╭─ Record extracts
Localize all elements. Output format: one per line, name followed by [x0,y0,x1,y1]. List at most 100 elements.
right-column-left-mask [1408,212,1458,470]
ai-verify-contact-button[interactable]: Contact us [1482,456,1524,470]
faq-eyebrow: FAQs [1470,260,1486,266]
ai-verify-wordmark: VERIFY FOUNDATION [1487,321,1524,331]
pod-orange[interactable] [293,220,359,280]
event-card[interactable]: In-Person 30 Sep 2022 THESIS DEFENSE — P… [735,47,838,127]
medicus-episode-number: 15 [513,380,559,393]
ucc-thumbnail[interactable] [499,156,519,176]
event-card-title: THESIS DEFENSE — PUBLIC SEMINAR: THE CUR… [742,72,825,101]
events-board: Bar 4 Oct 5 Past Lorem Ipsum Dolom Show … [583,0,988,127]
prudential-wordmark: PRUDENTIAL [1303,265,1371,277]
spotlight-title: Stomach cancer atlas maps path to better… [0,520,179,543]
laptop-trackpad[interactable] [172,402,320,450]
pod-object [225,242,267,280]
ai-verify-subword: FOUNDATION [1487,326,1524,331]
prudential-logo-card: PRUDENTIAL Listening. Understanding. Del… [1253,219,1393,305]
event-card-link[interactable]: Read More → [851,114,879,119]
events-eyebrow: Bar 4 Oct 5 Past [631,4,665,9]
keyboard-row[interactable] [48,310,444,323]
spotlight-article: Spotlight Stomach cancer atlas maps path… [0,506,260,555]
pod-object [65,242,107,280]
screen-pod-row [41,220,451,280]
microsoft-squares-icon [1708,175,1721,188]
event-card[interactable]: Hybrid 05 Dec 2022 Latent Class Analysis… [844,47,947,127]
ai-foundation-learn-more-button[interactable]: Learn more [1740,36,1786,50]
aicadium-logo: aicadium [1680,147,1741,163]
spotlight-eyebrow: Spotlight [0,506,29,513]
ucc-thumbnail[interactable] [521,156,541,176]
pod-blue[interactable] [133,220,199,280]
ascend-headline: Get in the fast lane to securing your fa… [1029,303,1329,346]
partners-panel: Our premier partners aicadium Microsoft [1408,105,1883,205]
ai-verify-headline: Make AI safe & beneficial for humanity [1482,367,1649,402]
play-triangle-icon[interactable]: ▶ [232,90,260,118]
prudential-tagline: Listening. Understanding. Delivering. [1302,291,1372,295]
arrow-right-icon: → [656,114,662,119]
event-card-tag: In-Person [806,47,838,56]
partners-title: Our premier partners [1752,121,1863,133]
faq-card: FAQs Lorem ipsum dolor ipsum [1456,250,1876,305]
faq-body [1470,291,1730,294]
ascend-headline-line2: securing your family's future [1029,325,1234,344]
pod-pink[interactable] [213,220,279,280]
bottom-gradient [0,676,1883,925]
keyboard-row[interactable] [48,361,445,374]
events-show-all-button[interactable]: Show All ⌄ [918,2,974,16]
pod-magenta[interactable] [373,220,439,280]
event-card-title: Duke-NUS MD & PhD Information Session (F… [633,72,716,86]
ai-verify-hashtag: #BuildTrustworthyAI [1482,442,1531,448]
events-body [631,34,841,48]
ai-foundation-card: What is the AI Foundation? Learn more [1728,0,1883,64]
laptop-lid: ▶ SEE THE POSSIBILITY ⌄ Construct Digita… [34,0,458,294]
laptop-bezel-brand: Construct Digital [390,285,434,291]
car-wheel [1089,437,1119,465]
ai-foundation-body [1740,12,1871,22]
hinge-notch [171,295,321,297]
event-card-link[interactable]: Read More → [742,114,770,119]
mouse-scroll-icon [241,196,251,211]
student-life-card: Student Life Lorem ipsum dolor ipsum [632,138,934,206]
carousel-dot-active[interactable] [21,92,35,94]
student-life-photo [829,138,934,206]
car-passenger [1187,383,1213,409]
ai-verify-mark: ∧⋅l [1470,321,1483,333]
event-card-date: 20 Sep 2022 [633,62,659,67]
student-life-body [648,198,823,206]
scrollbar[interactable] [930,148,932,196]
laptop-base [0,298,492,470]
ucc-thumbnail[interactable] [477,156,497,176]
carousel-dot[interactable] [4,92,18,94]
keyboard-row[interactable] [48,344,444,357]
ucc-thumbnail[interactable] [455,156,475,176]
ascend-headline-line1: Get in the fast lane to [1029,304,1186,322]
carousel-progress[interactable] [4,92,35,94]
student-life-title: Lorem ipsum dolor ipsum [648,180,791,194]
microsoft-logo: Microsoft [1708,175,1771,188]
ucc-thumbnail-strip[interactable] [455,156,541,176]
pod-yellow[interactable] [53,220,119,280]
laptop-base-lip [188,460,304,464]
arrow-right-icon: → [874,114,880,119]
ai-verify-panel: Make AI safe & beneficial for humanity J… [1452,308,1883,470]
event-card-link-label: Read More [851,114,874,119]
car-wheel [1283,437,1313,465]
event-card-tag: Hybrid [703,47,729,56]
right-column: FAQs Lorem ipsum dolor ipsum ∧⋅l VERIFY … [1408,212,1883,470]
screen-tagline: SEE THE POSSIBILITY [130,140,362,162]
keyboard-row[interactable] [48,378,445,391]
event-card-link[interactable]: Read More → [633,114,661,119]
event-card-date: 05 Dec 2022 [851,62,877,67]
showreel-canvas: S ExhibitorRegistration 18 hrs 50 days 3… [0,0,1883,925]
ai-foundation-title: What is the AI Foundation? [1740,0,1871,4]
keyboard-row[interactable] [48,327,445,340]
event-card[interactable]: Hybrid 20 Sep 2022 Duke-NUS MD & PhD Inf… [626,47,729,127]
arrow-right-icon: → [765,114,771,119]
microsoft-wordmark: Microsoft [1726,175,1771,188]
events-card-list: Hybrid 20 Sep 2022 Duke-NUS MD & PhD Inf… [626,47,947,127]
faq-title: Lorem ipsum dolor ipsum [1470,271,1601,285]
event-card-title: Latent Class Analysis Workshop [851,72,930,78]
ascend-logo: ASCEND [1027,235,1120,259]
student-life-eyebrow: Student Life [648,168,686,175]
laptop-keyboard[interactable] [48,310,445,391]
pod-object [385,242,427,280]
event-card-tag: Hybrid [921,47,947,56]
╰─
● **Goal**: Extract every line of the records above and write each one out unchanged.

● **Output for this task**:
Localize all elements. Output format: one per line, name followed by [x0,y0,x1,y1]. List at most 100 elements.
right-column-left-mask [1408,212,1458,470]
ai-verify-contact-button[interactable]: Contact us [1482,456,1524,470]
faq-eyebrow: FAQs [1470,260,1486,266]
ai-verify-wordmark: VERIFY FOUNDATION [1487,321,1524,331]
pod-orange[interactable] [293,220,359,280]
event-card[interactable]: In-Person 30 Sep 2022 THESIS DEFENSE — P… [735,47,838,127]
medicus-episode-number: 15 [513,380,559,393]
ucc-thumbnail[interactable] [499,156,519,176]
event-card-title: THESIS DEFENSE — PUBLIC SEMINAR: THE CUR… [742,72,825,101]
events-board: Bar 4 Oct 5 Past Lorem Ipsum Dolom Show … [583,0,988,127]
prudential-wordmark: PRUDENTIAL [1303,265,1371,277]
spotlight-title: Stomach cancer atlas maps path to better… [0,520,179,543]
laptop-trackpad[interactable] [172,402,320,450]
pod-object [225,242,267,280]
ai-verify-subword: FOUNDATION [1487,326,1524,331]
prudential-logo-card: PRUDENTIAL Listening. Understanding. Del… [1253,219,1393,305]
event-card-link[interactable]: Read More → [851,114,879,119]
events-eyebrow: Bar 4 Oct 5 Past [631,4,665,9]
keyboard-row[interactable] [48,310,444,323]
spotlight-article: Spotlight Stomach cancer atlas maps path… [0,506,260,555]
pod-object [65,242,107,280]
screen-pod-row [41,220,451,280]
microsoft-squares-icon [1708,175,1721,188]
event-card[interactable]: Hybrid 05 Dec 2022 Latent Class Analysis… [844,47,947,127]
ai-foundation-learn-more-button[interactable]: Learn more [1740,36,1786,50]
aicadium-logo: aicadium [1680,147,1741,163]
spotlight-eyebrow: Spotlight [0,506,29,513]
ucc-thumbnail[interactable] [521,156,541,176]
pod-blue[interactable] [133,220,199,280]
ascend-headline: Get in the fast lane to securing your fa… [1029,303,1329,346]
partners-panel: Our premier partners aicadium Microsoft [1408,105,1883,205]
ai-verify-headline: Make AI safe & beneficial for humanity [1482,367,1649,402]
play-triangle-icon[interactable]: ▶ [232,90,260,118]
prudential-tagline: Listening. Understanding. Delivering. [1302,291,1372,295]
arrow-right-icon: → [656,114,662,119]
event-card-tag: In-Person [806,47,838,56]
partners-title: Our premier partners [1752,121,1863,133]
faq-card: FAQs Lorem ipsum dolor ipsum [1456,250,1876,305]
faq-body [1470,291,1730,294]
ascend-headline-line2: securing your family's future [1029,325,1234,344]
pod-pink[interactable] [213,220,279,280]
bottom-gradient [0,676,1883,925]
keyboard-row[interactable] [48,361,445,374]
events-show-all-button[interactable]: Show All ⌄ [918,2,974,16]
pod-magenta[interactable] [373,220,439,280]
event-card-title: Duke-NUS MD & PhD Information Session (F… [633,72,716,86]
ai-verify-hashtag: #BuildTrustworthyAI [1482,442,1531,448]
events-body [631,34,841,48]
ai-foundation-card: What is the AI Foundation? Learn more [1728,0,1883,64]
laptop-lid: ▶ SEE THE POSSIBILITY ⌄ Construct Digita… [34,0,458,294]
laptop-bezel-brand: Construct Digital [390,285,434,291]
car-wheel [1089,437,1119,465]
ai-foundation-body [1740,12,1871,22]
hinge-notch [171,295,321,297]
event-card-link[interactable]: Read More → [742,114,770,119]
mouse-scroll-icon [241,196,251,211]
student-life-card: Student Life Lorem ipsum dolor ipsum [632,138,934,206]
carousel-dot-active[interactable] [21,92,35,94]
student-life-photo [829,138,934,206]
car-passenger [1187,383,1213,409]
ai-verify-mark: ∧⋅l [1470,321,1483,333]
event-card-date: 20 Sep 2022 [633,62,659,67]
student-life-body [648,198,823,206]
scrollbar[interactable] [930,148,932,196]
laptop-base [0,298,492,470]
ucc-thumbnail[interactable] [477,156,497,176]
carousel-dot[interactable] [4,92,18,94]
keyboard-row[interactable] [48,344,444,357]
ucc-thumbnail[interactable] [455,156,475,176]
ascend-headline-line1: Get in the fast lane to [1029,304,1186,322]
carousel-progress[interactable] [4,92,35,94]
student-life-title: Lorem ipsum dolor ipsum [648,180,791,194]
microsoft-logo: Microsoft [1708,175,1771,188]
ucc-thumbnail-strip[interactable] [455,156,541,176]
pod-yellow[interactable] [53,220,119,280]
laptop-base-lip [188,460,304,464]
arrow-right-icon: → [874,114,880,119]
ai-verify-panel: Make AI safe & beneficial for humanity J… [1452,308,1883,470]
event-card-link-label: Read More [851,114,874,119]
car-wheel [1283,437,1313,465]
event-card-tag: Hybrid [703,47,729,56]
right-column: FAQs Lorem ipsum dolor ipsum ∧⋅l VERIFY … [1408,212,1883,470]
screen-tagline: SEE THE POSSIBILITY [130,140,362,162]
keyboard-row[interactable] [48,378,445,391]
event-card-link[interactable]: Read More → [633,114,661,119]
event-card-date: 05 Dec 2022 [851,62,877,67]
showreel-canvas: S ExhibitorRegistration 18 hrs 50 days 3… [0,0,1883,925]
ai-foundation-title: What is the AI Foundation? [1740,0,1871,4]
keyboard-row[interactable] [48,327,445,340]
event-card[interactable]: Hybrid 20 Sep 2022 Duke-NUS MD & PhD Inf… [626,47,729,127]
arrow-right-icon: → [765,114,771,119]
microsoft-wordmark: Microsoft [1726,175,1771,188]
events-card-list: Hybrid 20 Sep 2022 Duke-NUS MD & PhD Inf… [626,47,947,127]
faq-title: Lorem ipsum dolor ipsum [1470,271,1601,285]
event-card-title: Latent Class Analysis Workshop [851,72,930,78]
ascend-logo: ASCEND [1027,235,1120,259]
student-life-eyebrow: Student Life [648,168,686,175]
laptop-keyboard[interactable] [48,310,445,391]
pod-object [385,242,427,280]
event-card-tag: Hybrid [921,47,947,56]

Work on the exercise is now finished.